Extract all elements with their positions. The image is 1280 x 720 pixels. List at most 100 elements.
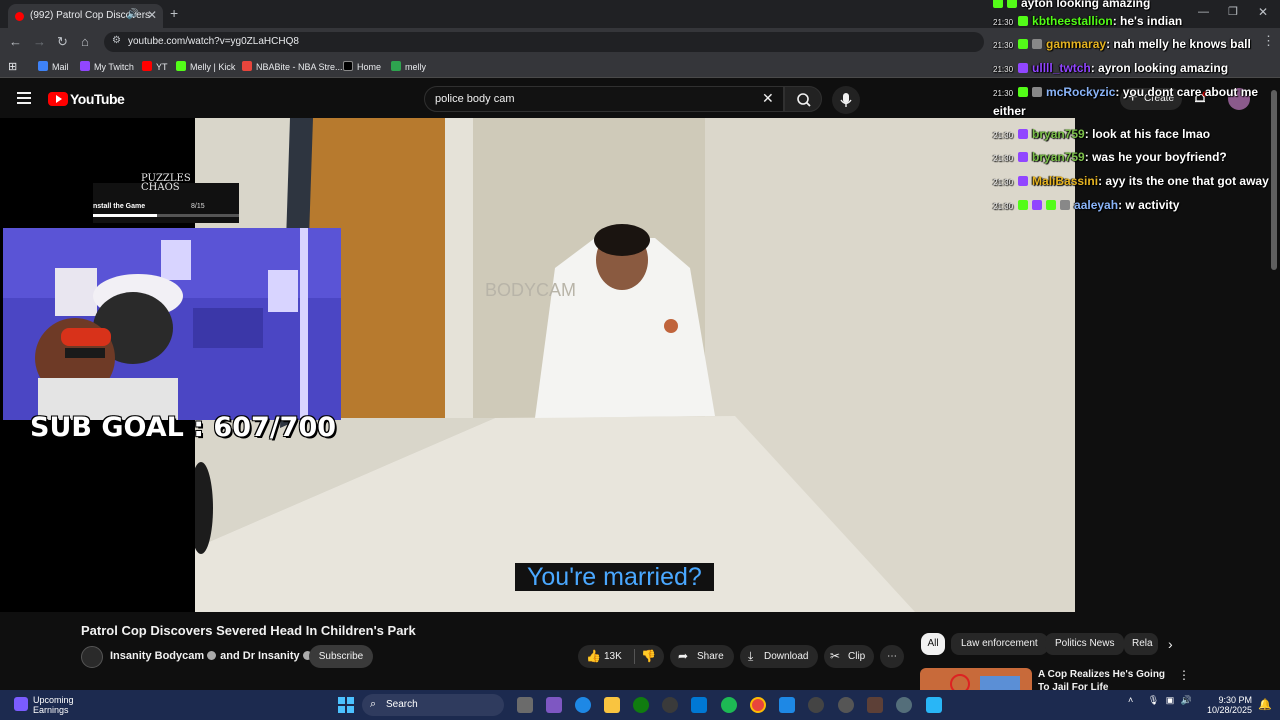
copilot-icon[interactable] — [546, 697, 562, 713]
kick-badge-icon — [1018, 87, 1029, 97]
edge-icon[interactable] — [575, 697, 591, 713]
download-button[interactable]: ⤓ Download — [740, 645, 818, 668]
bookmark-my-twitch[interactable]: My Twitch — [80, 61, 134, 72]
recommendation-menu-icon[interactable]: ⋮ — [1178, 668, 1190, 682]
chat-username[interactable]: ullll_twtch — [1032, 61, 1091, 75]
hamburger-menu-icon[interactable] — [17, 92, 31, 104]
chip-law-enforcement[interactable]: Law enforcement — [951, 633, 1048, 655]
video-title: Patrol Cop Discovers Severed Head In Chi… — [81, 623, 416, 638]
chat-username[interactable]: bryan759 — [1032, 150, 1085, 164]
download-icon: ⤓ — [748, 649, 754, 663]
chat-username[interactable]: aaleyah — [1074, 198, 1118, 212]
tray-overflow-icon[interactable]: ˄ — [1128, 695, 1133, 705]
x-icon — [343, 61, 353, 71]
chat-username[interactable]: MaliBassini — [1032, 174, 1098, 188]
chat-username[interactable]: mcRockyzic — [1046, 85, 1115, 99]
chat-text: : nah melly he knows ball — [1106, 37, 1251, 51]
youtube-logo-icon[interactable] — [48, 92, 68, 106]
mic-tray-icon[interactable]: 🎙 — [1148, 695, 1159, 705]
system-tray[interactable]: ˄ 🎙 ▣ 🔊 — [1128, 695, 1192, 706]
video-subtitle: You're married? — [515, 563, 714, 591]
recommendation-thumbnail[interactable] — [920, 668, 1032, 690]
more-actions-button[interactable]: ⋯ — [880, 645, 904, 668]
media-player-icon[interactable] — [808, 697, 824, 713]
chat-username[interactable]: bryan759 — [1032, 127, 1085, 141]
voice-search-button[interactable] — [832, 86, 860, 114]
kick-badge-icon — [1018, 200, 1029, 210]
clear-search-icon[interactable]: ✕ — [762, 90, 774, 107]
like-icon[interactable]: 👍 — [586, 645, 601, 668]
thumbnail-circle — [950, 674, 970, 690]
bookmark-nbabite[interactable]: NBABite - NBA Stre... — [242, 61, 343, 72]
pinned-app-icon[interactable] — [926, 697, 942, 713]
obs-icon[interactable] — [867, 697, 883, 713]
site-info-icon[interactable]: ⚙ — [112, 35, 121, 46]
home-icon[interactable]: ⌂ — [81, 34, 89, 49]
youtube-logo-text[interactable]: YouTube — [70, 91, 125, 107]
microphone-icon — [840, 93, 852, 107]
subscribe-button[interactable]: Subscribe — [309, 645, 373, 668]
speaker-icon[interactable]: 🔊 — [127, 9, 139, 20]
file-explorer-icon[interactable] — [604, 697, 620, 713]
new-tab-icon[interactable]: + — [170, 5, 178, 21]
video-watermark: BODYCAM — [485, 280, 576, 300]
chat-username[interactable]: gammaray — [1046, 37, 1106, 51]
like-count[interactable]: 13K — [604, 645, 622, 668]
chat-text: ayton looking amazing — [1021, 0, 1151, 10]
apps-icon[interactable]: ⊞ — [8, 60, 17, 73]
channel-collab[interactable]: and Dr Insanity — [220, 650, 299, 662]
dislike-icon[interactable]: 👎 — [641, 645, 656, 668]
clip-button[interactable]: ✂ Clip — [824, 645, 874, 668]
chip-related[interactable]: Rela — [1124, 633, 1158, 655]
back-icon[interactable]: ← — [9, 34, 22, 49]
channel-avatar[interactable] — [81, 646, 103, 668]
settings-icon[interactable] — [896, 697, 912, 713]
bookmark-home[interactable]: Home — [343, 61, 381, 72]
chat-timestamp: 21:30 — [993, 18, 1014, 27]
notification-icon[interactable]: 🔔 — [1258, 698, 1272, 711]
photos-icon[interactable] — [779, 697, 795, 713]
chat-timestamp: 21:30 — [993, 89, 1014, 98]
recommendation-title[interactable]: A Cop Realizes He's Going To Jail For Li… — [1038, 668, 1168, 690]
browser-tab[interactable]: (992) Patrol Cop Discovers 🔊 ✕ — [8, 4, 163, 28]
bookmark-melly[interactable]: melly — [391, 61, 426, 72]
chat-message: 21:30 MaliBassini: ayy its the one that g… — [993, 174, 1269, 188]
task-view-icon[interactable] — [517, 697, 533, 713]
windows-start-icon[interactable] — [338, 697, 354, 713]
melly-icon — [391, 61, 401, 71]
volume-icon[interactable]: 🔊 — [1181, 695, 1192, 705]
forward-icon[interactable]: → — [33, 34, 46, 49]
share-button[interactable]: ➦ Share — [670, 645, 734, 668]
gray-badge-icon — [1032, 87, 1043, 97]
chat-text: : ayy its the one that got away — [1098, 174, 1269, 188]
chat-timestamp: 21:30 — [993, 65, 1014, 74]
url-input[interactable]: ⚙ youtube.com/watch?v=yg0ZLaHCHQ8 — [104, 32, 984, 52]
chat-username[interactable]: kbtheestallion — [1032, 14, 1113, 28]
bookmark-yt[interactable]: YT — [142, 61, 168, 72]
steam-icon[interactable] — [662, 697, 678, 713]
chips-next-icon[interactable]: › — [1168, 636, 1173, 652]
chip-politics-news[interactable]: Politics News — [1045, 633, 1125, 655]
widgets-button[interactable]: Upcoming Earnings — [14, 695, 74, 715]
search-input[interactable]: police body cam — [424, 86, 784, 112]
taskbar-search-box[interactable]: ⌕ Search — [362, 694, 504, 716]
chrome-icon[interactable] — [750, 697, 766, 713]
clock[interactable]: 9:30 PM 10/28/2025 — [1207, 695, 1252, 715]
game-card-text: nstall the Game — [93, 203, 146, 210]
bookmark-mail[interactable]: Mail — [38, 61, 69, 72]
store-icon[interactable] — [691, 697, 707, 713]
app-icon[interactable] — [838, 697, 854, 713]
spotify-icon[interactable] — [721, 697, 737, 713]
channel-name[interactable]: Insanity Bodycam and Dr Insanity — [110, 650, 316, 662]
bookmark-melly-kick[interactable]: Melly | Kick — [176, 61, 235, 72]
thumbnail-figure — [980, 676, 1020, 690]
gray-badge-icon — [1060, 200, 1071, 210]
search-button[interactable] — [784, 86, 822, 112]
chat-timestamp: 21:30 — [993, 131, 1014, 140]
channel-name-primary[interactable]: Insanity Bodycam — [110, 650, 204, 662]
close-tab-icon[interactable]: ✕ — [147, 8, 157, 22]
xbox-icon[interactable] — [633, 697, 649, 713]
chip-all[interactable]: All — [921, 633, 945, 655]
network-icon[interactable]: ▣ — [1166, 695, 1175, 705]
reload-icon[interactable]: ↻ — [57, 34, 68, 50]
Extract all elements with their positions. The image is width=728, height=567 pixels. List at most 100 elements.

PROBLEM TO SOLVE »
Turn the items between the lines holding "copilot-icon[interactable] — [546, 697, 562, 713]" and "tray-overflow-icon[interactable]: ˄ —", inclusive, into a numbered list, leaving out any blank lines.

CORRECT RESULT »
1. copilot-icon[interactable] — [546, 697, 562, 713]
2. kick-badge-icon — [1018, 87, 1029, 97]
3. edge-icon[interactable] — [575, 697, 591, 713]
4. download-button[interactable]: ⤓ Download — [740, 645, 818, 668]
5. bookmark-my-twitch[interactable]: My Twitch — [80, 61, 134, 72]
6. recommendation-menu-icon[interactable]: ⋮ — [1178, 668, 1190, 682]
7. chat-username[interactable]: ullll_twtch — [1032, 61, 1091, 75]
8. hamburger-menu-icon[interactable] — [17, 92, 31, 104]
9. chip-law-enforcement[interactable]: Law enforcement — [951, 633, 1048, 655]
10. video-title: Patrol Cop Discovers Severed Head In Chi… — [81, 623, 416, 638]
11. chat-username[interactable]: bryan759 — [1032, 150, 1085, 164]
12. download-icon: ⤓ — [748, 649, 754, 663]
13. chat-username[interactable]: aaleyah — [1074, 198, 1118, 212]
14. tray-overflow-icon[interactable]: ˄ — [1128, 695, 1133, 705]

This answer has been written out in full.